AIM =>
Write out each line exactly as given. Leave the pictures out of your copy.

DATA EXCERPTS =>

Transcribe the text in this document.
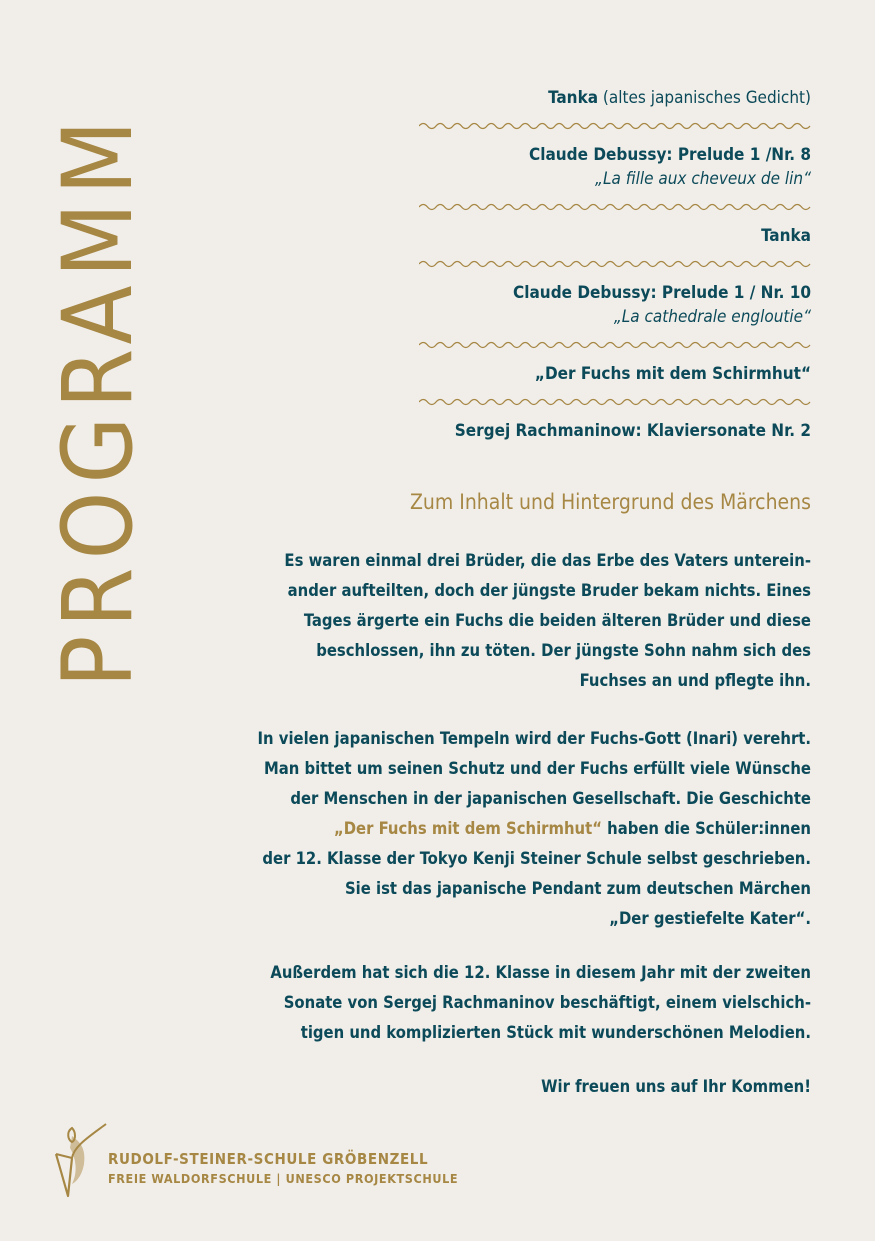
PROGRAMM
Tanka (altes japanisches Gedicht)
Claude Debussy: Prelude 1 /Nr. 8
„La fille aux cheveux de lin“
Tanka
Claude Debussy: Prelude 1 / Nr. 10
„La cathedrale engloutie“
„Der Fuchs mit dem Schirmhut“
Sergej Rachmaninow: Klaviersonate Nr. 2
Zum Inhalt und Hintergrund des Märchens
Es waren einmal drei Brüder, die das Erbe des Vaters unterein-
ander aufteilten, doch der jüngste Bruder bekam nichts. Eines
Tages ärgerte ein Fuchs die beiden älteren Brüder und diese
beschlossen, ihn zu töten. Der jüngste Sohn nahm sich des
Fuchses an und pflegte ihn.
In vielen japanischen Tempeln wird der Fuchs-Gott (Inari) verehrt.
Man bittet um seinen Schutz und der Fuchs erfüllt viele Wünsche
der Menschen in der japanischen Gesellschaft. Die Geschichte
„Der Fuchs mit dem Schirmhut“ haben die Schüler:innen
der 12. Klasse der Tokyo Kenji Steiner Schule selbst geschrieben.
Sie ist das japanische Pendant zum deutschen Märchen
„Der gestiefelte Kater“.
Außerdem hat sich die 12. Klasse in diesem Jahr mit der zweiten
Sonate von Sergej Rachmaninov beschäftigt, einem vielschich-
tigen und komplizierten Stück mit wunderschönen Melodien.
Wir freuen uns auf Ihr Kommen!
RUDOLF-STEINER-SCHULE GRÖBENZELL
FREIE WALDORFSCHULE | UNESCO PROJEKTSCHULE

WORKED ANSWER =>
Transcribe the text in this document.
PROGRAMM
Tanka (altes japanisches Gedicht)
Claude Debussy: Prelude 1 /Nr. 8
„La fille aux cheveux de lin“
Tanka
Claude Debussy: Prelude 1 / Nr. 10
„La cathedrale engloutie“
„Der Fuchs mit dem Schirmhut“
Sergej Rachmaninow: Klaviersonate Nr. 2
Zum Inhalt und Hintergrund des Märchens
Es waren einmal drei Brüder, die das Erbe des Vaters unterein-
ander aufteilten, doch der jüngste Bruder bekam nichts. Eines
Tages ärgerte ein Fuchs die beiden älteren Brüder und diese
beschlossen, ihn zu töten. Der jüngste Sohn nahm sich des
Fuchses an und pflegte ihn.
In vielen japanischen Tempeln wird der Fuchs-Gott (Inari) verehrt.
Man bittet um seinen Schutz und der Fuchs erfüllt viele Wünsche
der Menschen in der japanischen Gesellschaft. Die Geschichte
„Der Fuchs mit dem Schirmhut“ haben die Schüler:innen
der 12. Klasse der Tokyo Kenji Steiner Schule selbst geschrieben.
Sie ist das japanische Pendant zum deutschen Märchen
„Der gestiefelte Kater“.
Außerdem hat sich die 12. Klasse in diesem Jahr mit der zweiten
Sonate von Sergej Rachmaninov beschäftigt, einem vielschich-
tigen und komplizierten Stück mit wunderschönen Melodien.
Wir freuen uns auf Ihr Kommen!
RUDOLF-STEINER-SCHULE GRÖBENZELL
FREIE WALDORFSCHULE | UNESCO PROJEKTSCHULE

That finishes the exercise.